Which lines hold the word "content"? Copy each one.

▶ [The records]
+-------+
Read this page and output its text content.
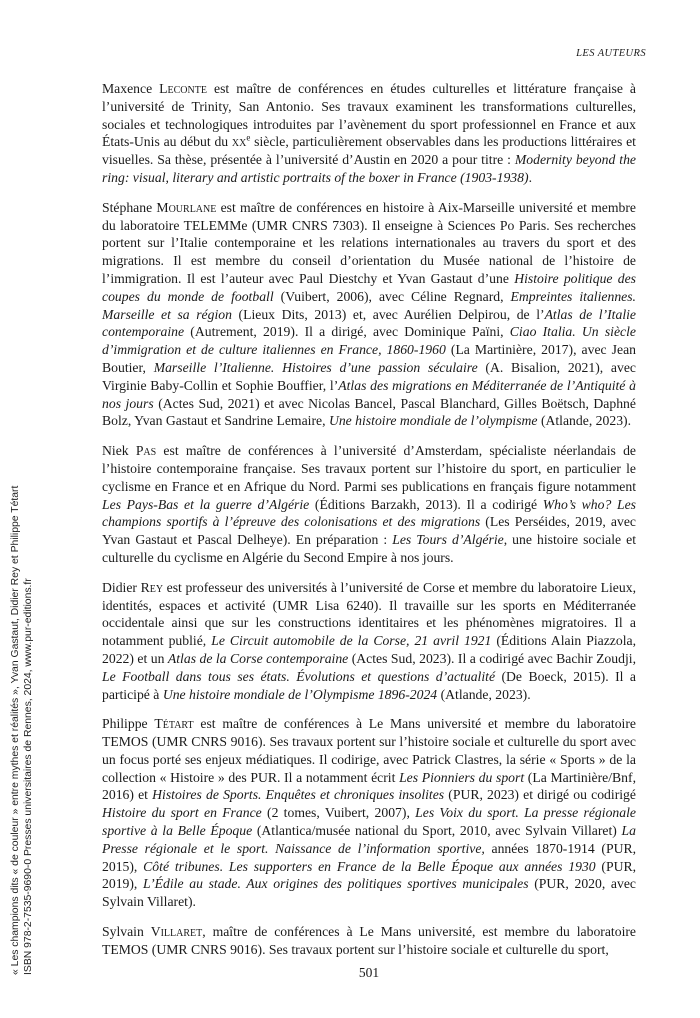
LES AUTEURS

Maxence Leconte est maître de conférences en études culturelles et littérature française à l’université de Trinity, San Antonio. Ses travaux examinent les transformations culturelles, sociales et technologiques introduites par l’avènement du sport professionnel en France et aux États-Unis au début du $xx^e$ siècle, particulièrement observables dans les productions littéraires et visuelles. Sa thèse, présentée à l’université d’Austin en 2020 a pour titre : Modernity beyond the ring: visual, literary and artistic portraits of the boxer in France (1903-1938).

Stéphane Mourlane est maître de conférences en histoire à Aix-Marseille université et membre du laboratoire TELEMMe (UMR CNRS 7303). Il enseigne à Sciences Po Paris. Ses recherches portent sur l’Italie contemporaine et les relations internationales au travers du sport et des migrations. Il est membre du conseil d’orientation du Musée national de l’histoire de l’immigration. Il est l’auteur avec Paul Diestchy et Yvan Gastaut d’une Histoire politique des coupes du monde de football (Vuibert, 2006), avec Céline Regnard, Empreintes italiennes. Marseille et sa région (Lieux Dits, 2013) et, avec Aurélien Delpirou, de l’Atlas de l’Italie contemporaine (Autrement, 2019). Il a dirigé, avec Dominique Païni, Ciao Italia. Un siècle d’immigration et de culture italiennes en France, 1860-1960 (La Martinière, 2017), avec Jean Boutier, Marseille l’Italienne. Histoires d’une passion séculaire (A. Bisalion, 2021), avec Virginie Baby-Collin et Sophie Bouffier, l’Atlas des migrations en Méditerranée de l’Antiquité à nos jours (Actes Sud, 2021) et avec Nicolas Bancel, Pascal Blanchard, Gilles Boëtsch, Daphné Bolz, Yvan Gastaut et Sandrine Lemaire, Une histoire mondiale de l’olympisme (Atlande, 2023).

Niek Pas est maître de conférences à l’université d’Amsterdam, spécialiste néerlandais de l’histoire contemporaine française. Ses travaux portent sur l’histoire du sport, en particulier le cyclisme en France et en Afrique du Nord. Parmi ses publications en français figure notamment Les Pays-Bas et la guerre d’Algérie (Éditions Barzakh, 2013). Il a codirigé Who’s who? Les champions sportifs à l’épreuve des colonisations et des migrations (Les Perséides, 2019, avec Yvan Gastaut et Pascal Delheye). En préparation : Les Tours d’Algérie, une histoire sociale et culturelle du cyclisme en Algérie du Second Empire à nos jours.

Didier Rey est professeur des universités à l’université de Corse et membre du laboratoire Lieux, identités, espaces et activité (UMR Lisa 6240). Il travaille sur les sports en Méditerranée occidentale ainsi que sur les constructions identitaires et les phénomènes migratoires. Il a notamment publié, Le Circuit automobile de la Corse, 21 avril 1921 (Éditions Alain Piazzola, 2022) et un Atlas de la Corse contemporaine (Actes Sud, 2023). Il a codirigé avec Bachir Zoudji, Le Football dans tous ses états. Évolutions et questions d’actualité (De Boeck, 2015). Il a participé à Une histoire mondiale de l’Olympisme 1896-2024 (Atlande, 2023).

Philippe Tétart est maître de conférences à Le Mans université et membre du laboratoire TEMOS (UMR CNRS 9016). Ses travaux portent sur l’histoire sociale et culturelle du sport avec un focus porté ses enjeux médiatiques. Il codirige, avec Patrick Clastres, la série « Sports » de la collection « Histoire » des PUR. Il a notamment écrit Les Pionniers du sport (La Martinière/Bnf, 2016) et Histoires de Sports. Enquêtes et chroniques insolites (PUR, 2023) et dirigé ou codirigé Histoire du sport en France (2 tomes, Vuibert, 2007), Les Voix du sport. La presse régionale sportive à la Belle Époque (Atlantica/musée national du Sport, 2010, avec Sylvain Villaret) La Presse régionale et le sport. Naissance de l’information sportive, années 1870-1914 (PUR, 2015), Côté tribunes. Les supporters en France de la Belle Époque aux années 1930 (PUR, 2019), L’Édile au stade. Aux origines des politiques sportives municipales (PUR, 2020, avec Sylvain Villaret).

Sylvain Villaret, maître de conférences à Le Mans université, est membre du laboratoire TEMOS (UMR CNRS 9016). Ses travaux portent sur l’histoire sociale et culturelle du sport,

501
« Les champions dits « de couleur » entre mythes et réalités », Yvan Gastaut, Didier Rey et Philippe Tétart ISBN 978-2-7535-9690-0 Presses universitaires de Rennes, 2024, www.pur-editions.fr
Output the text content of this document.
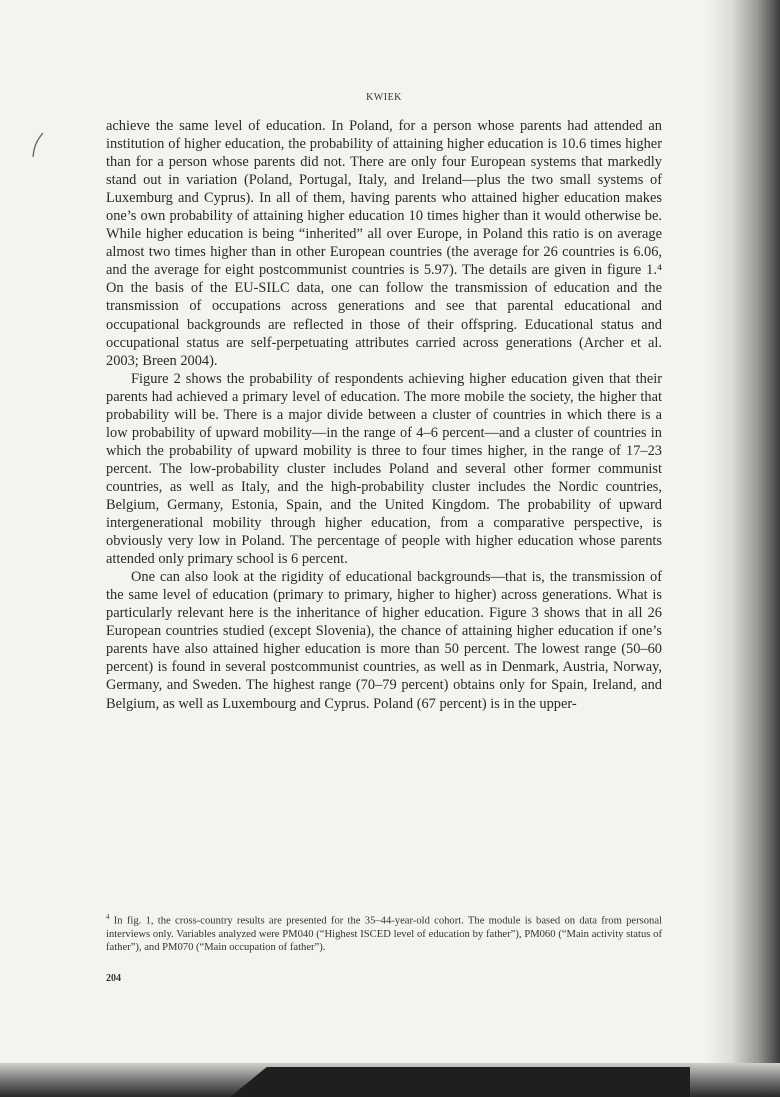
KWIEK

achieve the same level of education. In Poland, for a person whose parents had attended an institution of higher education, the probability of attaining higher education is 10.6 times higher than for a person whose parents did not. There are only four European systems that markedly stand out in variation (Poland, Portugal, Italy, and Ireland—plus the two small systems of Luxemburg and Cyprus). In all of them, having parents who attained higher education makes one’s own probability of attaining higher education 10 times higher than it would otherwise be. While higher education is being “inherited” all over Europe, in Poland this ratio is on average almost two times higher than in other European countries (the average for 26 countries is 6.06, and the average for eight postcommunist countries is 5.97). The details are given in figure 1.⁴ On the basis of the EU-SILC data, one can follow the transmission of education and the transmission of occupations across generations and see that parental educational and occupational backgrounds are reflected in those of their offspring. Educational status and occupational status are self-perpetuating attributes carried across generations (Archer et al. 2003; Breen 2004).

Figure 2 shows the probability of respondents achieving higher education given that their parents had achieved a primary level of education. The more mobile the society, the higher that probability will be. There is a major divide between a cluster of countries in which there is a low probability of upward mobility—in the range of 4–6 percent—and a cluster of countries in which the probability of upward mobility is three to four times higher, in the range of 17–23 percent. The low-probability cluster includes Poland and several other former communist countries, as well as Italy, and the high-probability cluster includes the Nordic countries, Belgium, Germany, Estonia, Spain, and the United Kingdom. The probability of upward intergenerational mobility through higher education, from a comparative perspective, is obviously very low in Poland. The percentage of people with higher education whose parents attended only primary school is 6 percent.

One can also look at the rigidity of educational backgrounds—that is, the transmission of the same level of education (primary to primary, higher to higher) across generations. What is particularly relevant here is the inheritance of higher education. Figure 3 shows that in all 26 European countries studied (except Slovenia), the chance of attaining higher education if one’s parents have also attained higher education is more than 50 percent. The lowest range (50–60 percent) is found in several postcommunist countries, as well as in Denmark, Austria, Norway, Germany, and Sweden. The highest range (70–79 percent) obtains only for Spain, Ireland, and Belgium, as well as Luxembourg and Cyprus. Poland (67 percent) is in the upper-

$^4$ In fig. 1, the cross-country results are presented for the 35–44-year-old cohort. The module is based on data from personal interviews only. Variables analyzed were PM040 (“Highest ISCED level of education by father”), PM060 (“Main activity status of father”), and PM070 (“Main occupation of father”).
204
+-------+
▶ [Reply to the exercise]
Read this page and output its text content.
Output the text content of this document.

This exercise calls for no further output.